## Task details
Can you return the material below word for word, reproducing every line without any change?
----------------------------------------
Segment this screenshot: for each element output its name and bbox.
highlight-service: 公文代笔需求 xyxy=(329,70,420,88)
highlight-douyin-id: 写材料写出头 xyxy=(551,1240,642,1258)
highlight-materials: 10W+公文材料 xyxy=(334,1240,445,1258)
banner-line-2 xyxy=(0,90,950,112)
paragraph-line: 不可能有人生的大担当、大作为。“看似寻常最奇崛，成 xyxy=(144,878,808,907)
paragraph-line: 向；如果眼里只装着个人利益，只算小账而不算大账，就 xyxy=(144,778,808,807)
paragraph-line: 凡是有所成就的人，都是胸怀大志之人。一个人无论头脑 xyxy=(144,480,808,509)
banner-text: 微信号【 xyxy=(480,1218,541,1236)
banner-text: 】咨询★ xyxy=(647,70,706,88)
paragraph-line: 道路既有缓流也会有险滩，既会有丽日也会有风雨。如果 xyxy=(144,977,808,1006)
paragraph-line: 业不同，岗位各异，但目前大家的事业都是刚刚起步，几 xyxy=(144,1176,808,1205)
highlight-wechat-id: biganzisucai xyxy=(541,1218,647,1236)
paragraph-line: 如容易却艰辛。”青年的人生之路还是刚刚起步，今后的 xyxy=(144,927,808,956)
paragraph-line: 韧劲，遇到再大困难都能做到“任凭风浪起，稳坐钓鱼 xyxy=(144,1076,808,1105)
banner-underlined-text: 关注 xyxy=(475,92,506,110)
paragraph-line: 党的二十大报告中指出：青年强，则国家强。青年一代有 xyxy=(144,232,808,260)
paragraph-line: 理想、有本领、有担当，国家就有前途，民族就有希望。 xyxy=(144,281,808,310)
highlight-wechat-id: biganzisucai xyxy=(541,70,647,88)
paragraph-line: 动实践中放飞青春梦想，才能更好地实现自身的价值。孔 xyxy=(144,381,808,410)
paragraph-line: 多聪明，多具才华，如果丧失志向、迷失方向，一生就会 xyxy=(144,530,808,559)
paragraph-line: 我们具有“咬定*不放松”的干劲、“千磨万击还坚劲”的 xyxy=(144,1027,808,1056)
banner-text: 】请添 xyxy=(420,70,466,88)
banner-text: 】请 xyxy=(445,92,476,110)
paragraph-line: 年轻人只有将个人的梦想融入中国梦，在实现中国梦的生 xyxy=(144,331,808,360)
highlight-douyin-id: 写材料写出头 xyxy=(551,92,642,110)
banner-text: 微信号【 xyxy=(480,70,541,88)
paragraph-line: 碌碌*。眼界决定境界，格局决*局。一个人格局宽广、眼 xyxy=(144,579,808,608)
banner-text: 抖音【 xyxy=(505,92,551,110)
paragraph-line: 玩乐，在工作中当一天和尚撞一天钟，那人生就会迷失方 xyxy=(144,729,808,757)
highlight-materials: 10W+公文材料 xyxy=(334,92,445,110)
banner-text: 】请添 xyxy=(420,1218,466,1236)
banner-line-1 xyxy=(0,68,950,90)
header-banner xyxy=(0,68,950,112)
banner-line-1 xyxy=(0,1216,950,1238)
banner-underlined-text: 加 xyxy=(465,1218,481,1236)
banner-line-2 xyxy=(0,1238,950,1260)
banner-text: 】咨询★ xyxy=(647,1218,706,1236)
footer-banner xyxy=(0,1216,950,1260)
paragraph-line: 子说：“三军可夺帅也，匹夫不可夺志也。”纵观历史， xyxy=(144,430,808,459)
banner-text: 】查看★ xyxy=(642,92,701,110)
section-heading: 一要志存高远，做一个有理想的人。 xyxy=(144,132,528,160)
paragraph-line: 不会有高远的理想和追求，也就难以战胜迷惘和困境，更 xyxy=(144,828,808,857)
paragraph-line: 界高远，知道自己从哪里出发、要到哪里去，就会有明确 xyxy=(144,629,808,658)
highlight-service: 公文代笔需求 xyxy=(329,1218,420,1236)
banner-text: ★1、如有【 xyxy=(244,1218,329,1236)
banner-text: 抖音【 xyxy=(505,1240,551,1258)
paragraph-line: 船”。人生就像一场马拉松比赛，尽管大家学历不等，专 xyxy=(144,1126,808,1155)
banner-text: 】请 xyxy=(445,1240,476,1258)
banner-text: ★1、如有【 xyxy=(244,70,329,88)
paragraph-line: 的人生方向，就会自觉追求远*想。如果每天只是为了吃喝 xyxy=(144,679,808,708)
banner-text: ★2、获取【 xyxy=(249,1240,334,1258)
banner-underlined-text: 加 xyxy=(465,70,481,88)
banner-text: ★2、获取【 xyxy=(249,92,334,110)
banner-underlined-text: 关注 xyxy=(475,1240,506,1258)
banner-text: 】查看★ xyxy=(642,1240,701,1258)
----------------------------------------
## Finished task
Segment this screenshot: for each element output its name and bbox.
highlight-service: 公文代笔需求 xyxy=(329,70,420,88)
highlight-douyin-id: 写材料写出头 xyxy=(551,1240,642,1258)
highlight-materials: 10W+公文材料 xyxy=(334,1240,445,1258)
banner-line-2 xyxy=(0,90,950,112)
paragraph-line: 不可能有人生的大担当、大作为。“看似寻常最奇崛，成 xyxy=(144,878,808,907)
paragraph-line: 向；如果眼里只装着个人利益，只算小账而不算大账，就 xyxy=(144,778,808,807)
paragraph-line: 凡是有所成就的人，都是胸怀大志之人。一个人无论头脑 xyxy=(144,480,808,509)
banner-text: 微信号【 xyxy=(480,1218,541,1236)
banner-text: 】咨询★ xyxy=(647,70,706,88)
paragraph-line: 道路既有缓流也会有险滩，既会有丽日也会有风雨。如果 xyxy=(144,977,808,1006)
paragraph-line: 业不同，岗位各异，但目前大家的事业都是刚刚起步，几 xyxy=(144,1176,808,1205)
highlight-wechat-id: biganzisucai xyxy=(541,1218,647,1236)
paragraph-line: 如容易却艰辛。”青年的人生之路还是刚刚起步，今后的 xyxy=(144,927,808,956)
paragraph-line: 韧劲，遇到再大困难都能做到“任凭风浪起，稳坐钓鱼 xyxy=(144,1076,808,1105)
banner-underlined-text: 关注 xyxy=(475,92,506,110)
paragraph-line: 党的二十大报告中指出：青年强，则国家强。青年一代有 xyxy=(144,232,808,260)
paragraph-line: 理想、有本领、有担当，国家就有前途，民族就有希望。 xyxy=(144,281,808,310)
highlight-wechat-id: biganzisucai xyxy=(541,70,647,88)
paragraph-line: 动实践中放飞青春梦想，才能更好地实现自身的价值。孔 xyxy=(144,381,808,410)
paragraph-line: 多聪明，多具才华，如果丧失志向、迷失方向，一生就会 xyxy=(144,530,808,559)
paragraph-line: 我们具有“咬定*不放松”的干劲、“千磨万击还坚劲”的 xyxy=(144,1027,808,1056)
banner-text: 】请添 xyxy=(420,70,466,88)
banner-text: 】请 xyxy=(445,92,476,110)
paragraph-line: 年轻人只有将个人的梦想融入中国梦，在实现中国梦的生 xyxy=(144,331,808,360)
highlight-douyin-id: 写材料写出头 xyxy=(551,92,642,110)
banner-text: 微信号【 xyxy=(480,70,541,88)
paragraph-line: 碌碌*。眼界决定境界，格局决*局。一个人格局宽广、眼 xyxy=(144,579,808,608)
banner-text: 抖音【 xyxy=(505,92,551,110)
paragraph-line: 玩乐，在工作中当一天和尚撞一天钟，那人生就会迷失方 xyxy=(144,729,808,757)
highlight-materials: 10W+公文材料 xyxy=(334,92,445,110)
banner-text: 】请添 xyxy=(420,1218,466,1236)
banner-line-1 xyxy=(0,68,950,90)
header-banner xyxy=(0,68,950,112)
banner-line-1 xyxy=(0,1216,950,1238)
banner-underlined-text: 加 xyxy=(465,1218,481,1236)
banner-line-2 xyxy=(0,1238,950,1260)
banner-text: 】咨询★ xyxy=(647,1218,706,1236)
footer-banner xyxy=(0,1216,950,1260)
paragraph-line: 子说：“三军可夺帅也，匹夫不可夺志也。”纵观历史， xyxy=(144,430,808,459)
banner-text: 】查看★ xyxy=(642,92,701,110)
section-heading: 一要志存高远，做一个有理想的人。 xyxy=(144,132,528,160)
paragraph-line: 不会有高远的理想和追求，也就难以战胜迷惘和困境，更 xyxy=(144,828,808,857)
paragraph-line: 界高远，知道自己从哪里出发、要到哪里去，就会有明确 xyxy=(144,629,808,658)
highlight-service: 公文代笔需求 xyxy=(329,1218,420,1236)
banner-text: ★1、如有【 xyxy=(244,1218,329,1236)
banner-text: 抖音【 xyxy=(505,1240,551,1258)
paragraph-line: 船”。人生就像一场马拉松比赛，尽管大家学历不等，专 xyxy=(144,1126,808,1155)
banner-text: 】请 xyxy=(445,1240,476,1258)
banner-text: ★1、如有【 xyxy=(244,70,329,88)
paragraph-line: 的人生方向，就会自觉追求远*想。如果每天只是为了吃喝 xyxy=(144,679,808,708)
banner-text: ★2、获取【 xyxy=(249,1240,334,1258)
banner-underlined-text: 加 xyxy=(465,70,481,88)
banner-text: ★2、获取【 xyxy=(249,92,334,110)
banner-underlined-text: 关注 xyxy=(475,1240,506,1258)
banner-text: 】查看★ xyxy=(642,1240,701,1258)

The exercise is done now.